**DATA EXTRACT**

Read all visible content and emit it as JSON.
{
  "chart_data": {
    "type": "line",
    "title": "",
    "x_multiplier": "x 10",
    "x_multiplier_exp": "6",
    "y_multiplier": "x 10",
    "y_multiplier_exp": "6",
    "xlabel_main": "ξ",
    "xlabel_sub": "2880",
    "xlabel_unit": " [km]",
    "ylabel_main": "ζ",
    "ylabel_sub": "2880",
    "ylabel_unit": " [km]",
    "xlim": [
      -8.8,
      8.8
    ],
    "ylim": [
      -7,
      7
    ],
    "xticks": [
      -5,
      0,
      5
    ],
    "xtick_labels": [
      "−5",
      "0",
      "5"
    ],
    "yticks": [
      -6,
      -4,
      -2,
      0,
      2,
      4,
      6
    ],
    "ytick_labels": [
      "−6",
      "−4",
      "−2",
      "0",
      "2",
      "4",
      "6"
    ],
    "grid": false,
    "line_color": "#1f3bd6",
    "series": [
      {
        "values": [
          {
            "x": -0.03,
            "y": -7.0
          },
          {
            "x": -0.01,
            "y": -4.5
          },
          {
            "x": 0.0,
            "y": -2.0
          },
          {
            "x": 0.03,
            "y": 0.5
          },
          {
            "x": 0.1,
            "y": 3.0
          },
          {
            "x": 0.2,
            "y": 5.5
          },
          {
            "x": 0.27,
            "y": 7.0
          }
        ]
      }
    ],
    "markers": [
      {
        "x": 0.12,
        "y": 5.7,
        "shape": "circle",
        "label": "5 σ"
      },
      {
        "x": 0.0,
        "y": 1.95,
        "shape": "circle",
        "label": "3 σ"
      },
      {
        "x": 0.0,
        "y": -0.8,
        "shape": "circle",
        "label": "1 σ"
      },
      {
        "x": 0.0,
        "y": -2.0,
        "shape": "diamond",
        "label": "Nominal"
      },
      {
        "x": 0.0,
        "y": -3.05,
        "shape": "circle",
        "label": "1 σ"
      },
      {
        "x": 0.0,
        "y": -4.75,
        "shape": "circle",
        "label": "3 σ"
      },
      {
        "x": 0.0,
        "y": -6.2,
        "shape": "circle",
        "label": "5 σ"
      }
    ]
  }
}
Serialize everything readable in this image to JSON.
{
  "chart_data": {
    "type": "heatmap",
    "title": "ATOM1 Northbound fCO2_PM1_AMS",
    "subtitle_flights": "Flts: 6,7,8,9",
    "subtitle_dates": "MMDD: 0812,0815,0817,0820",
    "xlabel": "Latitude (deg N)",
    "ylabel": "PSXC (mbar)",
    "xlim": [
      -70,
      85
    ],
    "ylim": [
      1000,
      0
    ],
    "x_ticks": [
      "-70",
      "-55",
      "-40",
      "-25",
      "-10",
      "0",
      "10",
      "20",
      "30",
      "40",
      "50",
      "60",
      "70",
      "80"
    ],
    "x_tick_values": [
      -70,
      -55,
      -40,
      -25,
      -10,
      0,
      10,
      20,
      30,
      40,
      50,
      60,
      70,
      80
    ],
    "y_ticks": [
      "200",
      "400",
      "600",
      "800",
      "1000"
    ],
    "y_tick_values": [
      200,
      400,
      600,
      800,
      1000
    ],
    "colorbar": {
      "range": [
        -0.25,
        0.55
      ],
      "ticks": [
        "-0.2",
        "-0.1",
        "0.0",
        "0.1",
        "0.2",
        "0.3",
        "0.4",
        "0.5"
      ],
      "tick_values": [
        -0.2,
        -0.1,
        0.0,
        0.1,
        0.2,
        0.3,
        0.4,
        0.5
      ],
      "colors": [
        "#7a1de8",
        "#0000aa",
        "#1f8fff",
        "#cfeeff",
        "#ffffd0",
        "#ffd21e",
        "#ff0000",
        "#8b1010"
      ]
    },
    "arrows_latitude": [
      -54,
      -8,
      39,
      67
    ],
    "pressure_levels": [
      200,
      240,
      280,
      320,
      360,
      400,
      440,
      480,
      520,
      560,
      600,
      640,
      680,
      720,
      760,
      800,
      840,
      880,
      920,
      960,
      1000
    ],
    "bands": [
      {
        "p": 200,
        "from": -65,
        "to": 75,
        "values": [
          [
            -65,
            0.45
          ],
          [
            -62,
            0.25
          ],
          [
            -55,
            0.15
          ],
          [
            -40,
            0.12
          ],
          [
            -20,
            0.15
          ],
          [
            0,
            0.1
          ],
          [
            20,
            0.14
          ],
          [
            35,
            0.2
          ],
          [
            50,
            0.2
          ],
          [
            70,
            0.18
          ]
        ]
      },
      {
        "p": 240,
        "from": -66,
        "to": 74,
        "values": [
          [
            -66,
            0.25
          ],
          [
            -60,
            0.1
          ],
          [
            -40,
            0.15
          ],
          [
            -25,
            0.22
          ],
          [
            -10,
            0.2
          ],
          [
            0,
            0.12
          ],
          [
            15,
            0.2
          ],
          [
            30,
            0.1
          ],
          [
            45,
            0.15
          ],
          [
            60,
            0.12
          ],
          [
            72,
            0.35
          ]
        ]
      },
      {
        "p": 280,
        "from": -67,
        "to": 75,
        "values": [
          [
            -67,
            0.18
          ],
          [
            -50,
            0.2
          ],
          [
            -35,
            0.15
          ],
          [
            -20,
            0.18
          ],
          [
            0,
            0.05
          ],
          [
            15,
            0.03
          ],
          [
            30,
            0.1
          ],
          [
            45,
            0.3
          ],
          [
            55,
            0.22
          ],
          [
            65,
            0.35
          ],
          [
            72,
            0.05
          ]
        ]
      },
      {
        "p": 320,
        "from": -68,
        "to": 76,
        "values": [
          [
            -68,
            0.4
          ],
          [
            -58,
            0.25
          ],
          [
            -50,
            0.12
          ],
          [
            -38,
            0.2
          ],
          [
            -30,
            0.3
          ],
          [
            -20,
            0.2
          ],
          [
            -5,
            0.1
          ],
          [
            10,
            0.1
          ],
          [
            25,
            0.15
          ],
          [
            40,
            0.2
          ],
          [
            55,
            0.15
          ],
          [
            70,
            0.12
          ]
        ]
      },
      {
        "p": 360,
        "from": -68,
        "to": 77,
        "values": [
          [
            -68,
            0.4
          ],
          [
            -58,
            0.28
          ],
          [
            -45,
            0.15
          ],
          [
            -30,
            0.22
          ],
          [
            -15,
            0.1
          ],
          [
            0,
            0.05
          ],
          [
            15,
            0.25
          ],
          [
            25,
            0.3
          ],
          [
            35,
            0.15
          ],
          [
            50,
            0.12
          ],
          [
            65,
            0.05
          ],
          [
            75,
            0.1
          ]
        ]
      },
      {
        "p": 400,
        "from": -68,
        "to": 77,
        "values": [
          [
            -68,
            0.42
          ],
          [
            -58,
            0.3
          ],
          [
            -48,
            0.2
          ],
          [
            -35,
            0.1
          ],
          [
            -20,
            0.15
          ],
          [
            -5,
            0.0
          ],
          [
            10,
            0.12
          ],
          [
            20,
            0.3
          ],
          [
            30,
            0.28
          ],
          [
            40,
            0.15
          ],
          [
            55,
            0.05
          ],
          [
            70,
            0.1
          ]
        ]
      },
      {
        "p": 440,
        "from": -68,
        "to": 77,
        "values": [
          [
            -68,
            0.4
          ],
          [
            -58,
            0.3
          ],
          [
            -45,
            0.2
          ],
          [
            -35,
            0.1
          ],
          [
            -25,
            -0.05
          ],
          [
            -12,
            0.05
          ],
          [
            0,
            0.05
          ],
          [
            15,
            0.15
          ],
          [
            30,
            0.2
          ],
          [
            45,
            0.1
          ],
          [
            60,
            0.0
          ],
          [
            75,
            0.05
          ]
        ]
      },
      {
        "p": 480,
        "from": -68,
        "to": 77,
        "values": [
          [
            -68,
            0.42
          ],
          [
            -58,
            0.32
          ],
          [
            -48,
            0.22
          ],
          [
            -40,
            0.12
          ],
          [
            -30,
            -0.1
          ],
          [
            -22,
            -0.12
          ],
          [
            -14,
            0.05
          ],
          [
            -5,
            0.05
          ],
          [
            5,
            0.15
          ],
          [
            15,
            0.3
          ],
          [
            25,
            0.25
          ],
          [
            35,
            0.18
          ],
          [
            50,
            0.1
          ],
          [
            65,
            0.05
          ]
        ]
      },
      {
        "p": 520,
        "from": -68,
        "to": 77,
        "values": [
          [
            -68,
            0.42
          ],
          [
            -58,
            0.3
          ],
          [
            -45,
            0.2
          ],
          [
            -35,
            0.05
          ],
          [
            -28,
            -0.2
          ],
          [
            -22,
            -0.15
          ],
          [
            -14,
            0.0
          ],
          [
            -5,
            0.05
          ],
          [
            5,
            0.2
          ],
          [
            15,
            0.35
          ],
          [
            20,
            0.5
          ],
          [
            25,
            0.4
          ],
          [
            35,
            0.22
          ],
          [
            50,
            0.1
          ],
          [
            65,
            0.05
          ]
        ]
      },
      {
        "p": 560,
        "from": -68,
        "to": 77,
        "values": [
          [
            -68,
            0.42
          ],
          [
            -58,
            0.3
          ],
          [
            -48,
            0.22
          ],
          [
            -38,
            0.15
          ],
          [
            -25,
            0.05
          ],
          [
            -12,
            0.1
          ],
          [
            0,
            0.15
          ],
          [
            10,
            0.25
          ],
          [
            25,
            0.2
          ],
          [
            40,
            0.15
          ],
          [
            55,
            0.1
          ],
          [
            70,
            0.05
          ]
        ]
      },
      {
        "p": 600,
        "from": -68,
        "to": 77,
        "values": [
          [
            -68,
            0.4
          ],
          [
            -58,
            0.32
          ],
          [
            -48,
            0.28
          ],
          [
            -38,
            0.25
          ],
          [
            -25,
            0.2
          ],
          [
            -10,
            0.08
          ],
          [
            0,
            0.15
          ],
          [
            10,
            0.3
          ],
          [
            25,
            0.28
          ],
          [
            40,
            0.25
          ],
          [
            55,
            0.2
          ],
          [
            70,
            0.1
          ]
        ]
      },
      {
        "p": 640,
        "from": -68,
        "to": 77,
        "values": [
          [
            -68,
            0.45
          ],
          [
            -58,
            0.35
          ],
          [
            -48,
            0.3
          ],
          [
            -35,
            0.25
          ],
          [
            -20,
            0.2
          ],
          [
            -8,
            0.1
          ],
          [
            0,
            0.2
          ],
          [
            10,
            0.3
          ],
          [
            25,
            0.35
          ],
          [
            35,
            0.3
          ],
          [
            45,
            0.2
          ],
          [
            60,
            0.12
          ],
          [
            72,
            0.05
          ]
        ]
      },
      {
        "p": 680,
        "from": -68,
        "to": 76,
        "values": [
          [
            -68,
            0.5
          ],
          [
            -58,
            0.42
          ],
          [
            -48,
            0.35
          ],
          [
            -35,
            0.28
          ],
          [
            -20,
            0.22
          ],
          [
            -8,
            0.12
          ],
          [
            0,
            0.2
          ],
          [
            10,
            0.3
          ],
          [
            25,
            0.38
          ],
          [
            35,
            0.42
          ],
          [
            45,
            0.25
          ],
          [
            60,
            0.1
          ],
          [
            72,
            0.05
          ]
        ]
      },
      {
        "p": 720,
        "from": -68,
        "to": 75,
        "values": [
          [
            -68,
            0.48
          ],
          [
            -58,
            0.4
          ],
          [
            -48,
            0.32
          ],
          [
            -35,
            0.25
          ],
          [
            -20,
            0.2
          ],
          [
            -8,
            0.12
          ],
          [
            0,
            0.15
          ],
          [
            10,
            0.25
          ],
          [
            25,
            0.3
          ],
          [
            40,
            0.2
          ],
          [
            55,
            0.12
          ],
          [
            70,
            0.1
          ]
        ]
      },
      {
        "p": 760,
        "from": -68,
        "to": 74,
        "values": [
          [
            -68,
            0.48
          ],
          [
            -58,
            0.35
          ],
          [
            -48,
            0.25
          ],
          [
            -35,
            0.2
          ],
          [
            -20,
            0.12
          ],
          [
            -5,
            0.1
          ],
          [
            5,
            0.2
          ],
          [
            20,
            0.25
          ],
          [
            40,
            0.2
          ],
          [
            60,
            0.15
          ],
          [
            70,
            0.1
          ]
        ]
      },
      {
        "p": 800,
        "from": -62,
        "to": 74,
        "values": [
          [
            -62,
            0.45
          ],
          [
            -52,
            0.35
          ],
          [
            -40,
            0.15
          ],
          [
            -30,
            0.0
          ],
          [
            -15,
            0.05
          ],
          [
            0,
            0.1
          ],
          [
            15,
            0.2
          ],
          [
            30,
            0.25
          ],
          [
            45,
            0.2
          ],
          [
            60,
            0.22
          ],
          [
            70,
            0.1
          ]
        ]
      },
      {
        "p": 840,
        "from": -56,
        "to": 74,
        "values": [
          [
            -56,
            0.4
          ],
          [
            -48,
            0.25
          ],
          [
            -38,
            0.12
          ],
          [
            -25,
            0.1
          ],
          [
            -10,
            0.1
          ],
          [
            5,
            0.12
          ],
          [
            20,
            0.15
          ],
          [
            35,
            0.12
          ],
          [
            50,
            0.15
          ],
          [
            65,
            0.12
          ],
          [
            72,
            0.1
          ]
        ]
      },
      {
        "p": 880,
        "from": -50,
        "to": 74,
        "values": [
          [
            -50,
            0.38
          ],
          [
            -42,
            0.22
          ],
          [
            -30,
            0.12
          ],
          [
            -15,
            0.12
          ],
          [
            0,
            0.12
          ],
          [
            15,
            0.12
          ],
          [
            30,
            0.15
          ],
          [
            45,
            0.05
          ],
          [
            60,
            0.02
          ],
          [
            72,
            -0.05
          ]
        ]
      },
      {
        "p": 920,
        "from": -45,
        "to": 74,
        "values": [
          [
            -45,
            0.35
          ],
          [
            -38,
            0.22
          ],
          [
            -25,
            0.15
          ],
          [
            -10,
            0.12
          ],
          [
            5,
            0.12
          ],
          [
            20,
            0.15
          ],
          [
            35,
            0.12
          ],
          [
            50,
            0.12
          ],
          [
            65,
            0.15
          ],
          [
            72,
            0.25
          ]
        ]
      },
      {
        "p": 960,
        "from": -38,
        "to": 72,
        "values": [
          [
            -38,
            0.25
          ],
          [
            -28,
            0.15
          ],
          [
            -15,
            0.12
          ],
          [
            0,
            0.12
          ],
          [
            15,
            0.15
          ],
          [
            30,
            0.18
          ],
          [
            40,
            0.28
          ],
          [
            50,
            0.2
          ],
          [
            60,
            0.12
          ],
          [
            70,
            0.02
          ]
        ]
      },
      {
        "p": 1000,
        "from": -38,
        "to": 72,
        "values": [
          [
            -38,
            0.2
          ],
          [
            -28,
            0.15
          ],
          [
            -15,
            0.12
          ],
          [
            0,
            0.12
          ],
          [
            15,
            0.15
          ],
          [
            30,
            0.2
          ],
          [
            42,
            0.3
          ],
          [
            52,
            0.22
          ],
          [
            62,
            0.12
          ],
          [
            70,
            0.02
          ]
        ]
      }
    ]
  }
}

**REQUEST**
Show the lines from the data above that contain the string "JSON".

**SOLUTION TO THE PROBLEM**
Read all visible content and emit it as JSON.
Serialize everything readable in this image to JSON.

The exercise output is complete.